▶ **Фрагмент страницы**:
◆ ◆ ◆
Страница 5 из 72
К слову, этот дом номер 8/2 по Ленинградскому шоссе может по праву претендовать на звание памятника эпохи. Построен он был в 1938 году для сотрудников НКВД, а впоследствии — МГБ, КГБ и так далее. Потом к нему приделали пристройку, и он стал домом с огромным внутренним двором. Когда мы в него переехали в 1954 году, напротив него еще теснились деревенские домики, был пустырь. А дальше, в одном из переулков, находилась школа имени Зои Космодемьянской. И с шестого класса я начал учиться в той самой школе номер 201, где учились Зоя и Шура. Кстати, улица у дома, где идут трамвайные пути, так и называется — улица Зои и Александра Космодемьянских.
Так вот, в советской школе середины 1950-х произошли серьезные реформы. А именно — было введено совместное обучение мальчиков и девочек. Но ношение школьной формы было обязательным. До десятого класса я носил форму — китель, ремень, все как положено.
К тому времени относится также и воспоминание о моей первой любви. Моя любовь по имени Светлана была старше меня, училась в седьмом классе, но для меня это преградой не являлось. Я вместе со своими приятелями-старшеклассниками долго, помню, ломал голову над тем, как ее вызвать на улицу из дому. И, не придумав ничего лучшего, начал стрелять в ее окно на втором этаже из рогатки бумажными пульками, свернутыми из записок — предложений выйти. Интересно то, что Света собирала потом все эти пульки и молча отдавала мне. А я стоял, не зная, что сказать. Такая вот была любовь…
Но скоро все эти мои переживания сменились другими, более яркими жизненными впечатлениями. Чего только стоил наш огромный двор! Кого там только не было! Скажем, на одной лестничной площадке с моим приятелем в трехкомнатной квартире жили три игрока сборной СССР — Валя Кузин, Юра Власов и Алекпер Мамедов. Мамедов, кстати, и сейчас в Баку футбольную команду тренирует. Кузин играл за сборную Союза по хоккею с шайбой, за ту самую сборную, которая впервые выиграла чемпионат мира. Что ни имя, то легенда — Кузин, Уваров, Крылов, Бобров, Бабич, Шувалов, Хлыстов, Пантюхов и Гурышев… А такой наш сосед по дому, как великий тренер Аркадий Иванович Чернышев!
Суть в том, что команда «Динамо» была ведомственной командой МВД, в силу чего почти все ее участники поселялись в соответствующем доме. Такое соседство давало нам, подросткам, неслыханные преимущества перед другими сверстниками. Во-первых, нас заставляло раздуваться от гордости само осознание того, что мы, так сказать, приближены к спортивным звездам самого высшего ранга. Во-вторых, был еще чисто бытовой аспект. Как и все мальчишки во все времена, мы мнили себя большими модниками. И если на горизонте появлялась какая-то, к примеру, музыкальная новинка, заполучить мы ее пытались любой ценой. К таким раритетам относились прежде всего джазовые американские пластинки — товар в те времена совершенно уникальный.
◆ ◆ ◆
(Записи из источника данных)
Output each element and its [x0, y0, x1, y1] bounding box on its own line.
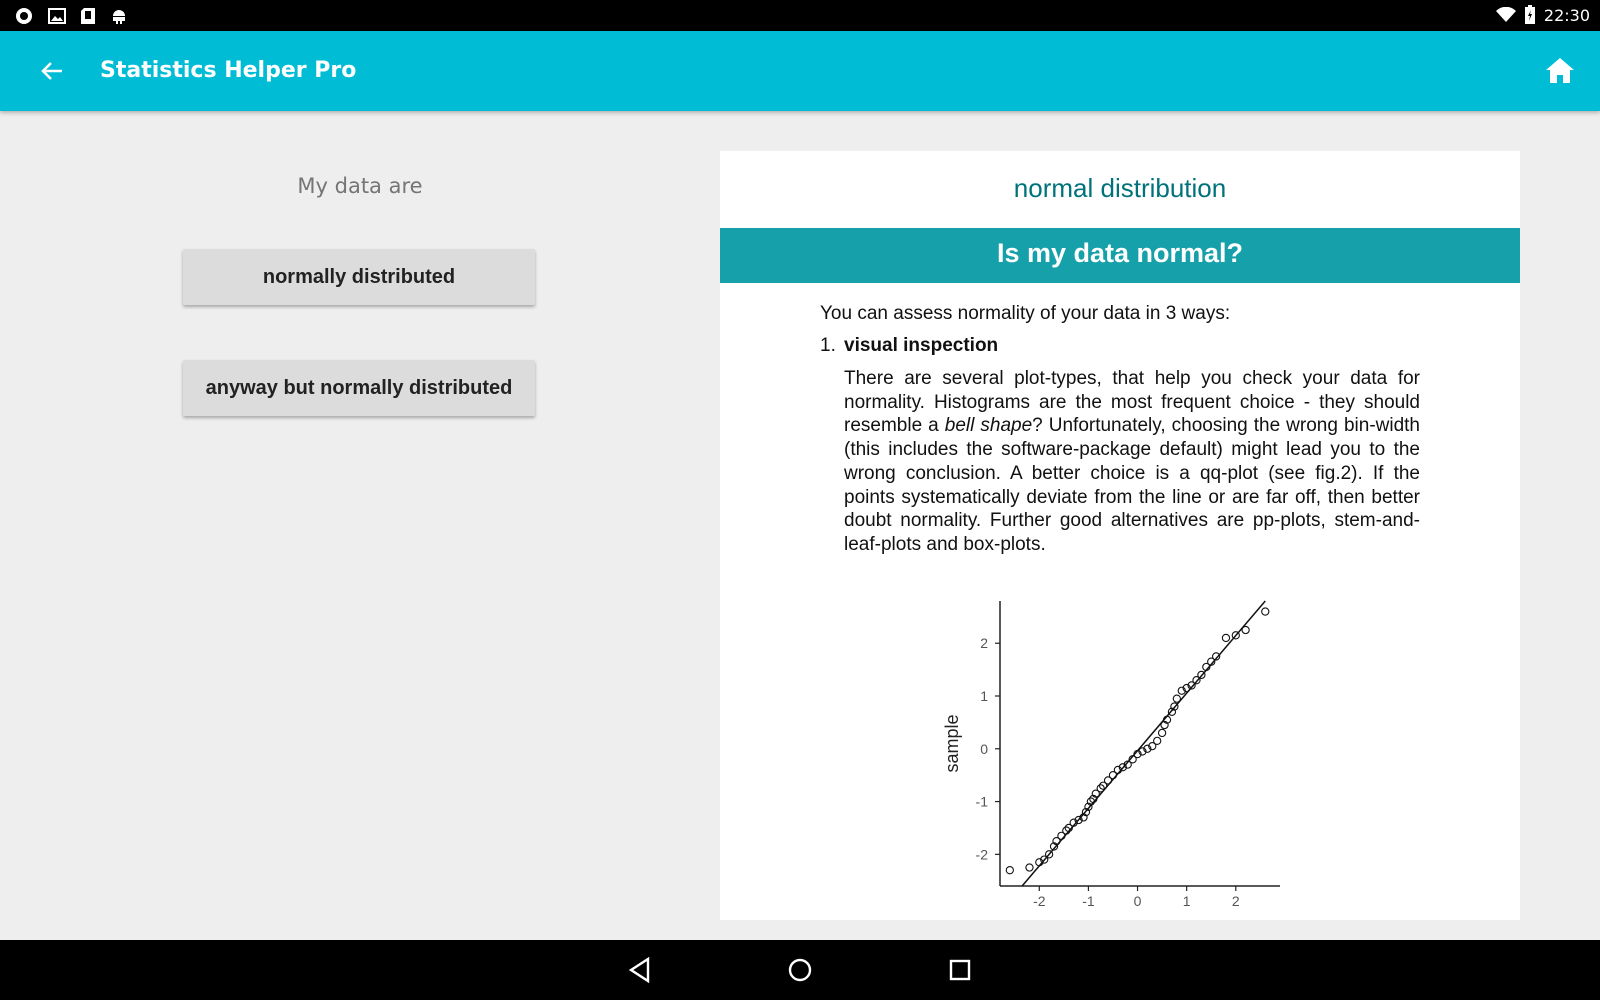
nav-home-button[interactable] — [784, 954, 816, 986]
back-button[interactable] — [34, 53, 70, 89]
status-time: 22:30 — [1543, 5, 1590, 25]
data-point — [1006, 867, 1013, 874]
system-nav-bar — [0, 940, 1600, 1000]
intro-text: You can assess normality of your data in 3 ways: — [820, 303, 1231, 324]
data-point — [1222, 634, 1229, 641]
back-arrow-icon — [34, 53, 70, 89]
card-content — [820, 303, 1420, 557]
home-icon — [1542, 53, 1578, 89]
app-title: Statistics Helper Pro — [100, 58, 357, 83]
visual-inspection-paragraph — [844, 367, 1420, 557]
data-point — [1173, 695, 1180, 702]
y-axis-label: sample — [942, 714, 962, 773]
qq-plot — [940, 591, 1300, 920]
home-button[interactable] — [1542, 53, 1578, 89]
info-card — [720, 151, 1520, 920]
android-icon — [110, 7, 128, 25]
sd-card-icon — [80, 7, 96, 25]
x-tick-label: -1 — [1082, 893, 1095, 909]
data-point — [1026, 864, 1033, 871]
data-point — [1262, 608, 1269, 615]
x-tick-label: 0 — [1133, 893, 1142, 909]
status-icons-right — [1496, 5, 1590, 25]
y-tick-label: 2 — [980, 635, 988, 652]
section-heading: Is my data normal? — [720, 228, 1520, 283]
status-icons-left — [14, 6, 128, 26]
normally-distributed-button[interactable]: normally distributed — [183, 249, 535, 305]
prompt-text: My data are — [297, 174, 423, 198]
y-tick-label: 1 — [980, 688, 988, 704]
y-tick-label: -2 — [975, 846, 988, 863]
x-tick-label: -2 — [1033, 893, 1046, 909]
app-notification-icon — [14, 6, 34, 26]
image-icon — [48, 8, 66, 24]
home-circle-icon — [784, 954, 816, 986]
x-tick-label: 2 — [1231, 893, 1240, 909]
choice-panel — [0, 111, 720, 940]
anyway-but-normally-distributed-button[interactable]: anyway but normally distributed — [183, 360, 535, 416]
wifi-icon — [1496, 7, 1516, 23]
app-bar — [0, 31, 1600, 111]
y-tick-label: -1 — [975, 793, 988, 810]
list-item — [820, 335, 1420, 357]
◆ ◆ ◆
▶ **Задание 1**:
В каком году был построен дом номер 8/2 по Ленинградскому шоссе, согласно фрагменту страницы?
▶ **Задание 2**:
Воспроизведите без изменений часть фрагмента страницы от слов «Страница 5 из» до слов «и Александра Космодемьянских.».

▶ **Ожидаемый ответ 1**:
В 1938 году.

▶ **Ожидаемый ответ 2**:
Страница 5 из 72
К слову, этот дом номер 8/2 по Ленинградскому шоссе может по праву претендовать на звание памятника эпохи. Построен он был в 1938 году для сотрудников НКВД, а впоследствии — МГБ, КГБ и так далее. Потом к нему приделали пристройку, и он стал домом с огромным внутренним двором. Когда мы в него переехали в 1954 году, напротив него еще теснились деревенские домики, был пустырь. А дальше, в одном из переулков, находилась школа имени Зои Космодемьянской. И с шестого класса я начал учиться в той самой школе номер 201, где учились Зоя и Шура. Кстати, улица у дома, где идут трамвайные пути, так и называется — улица Зои и Александра Космодемьянских.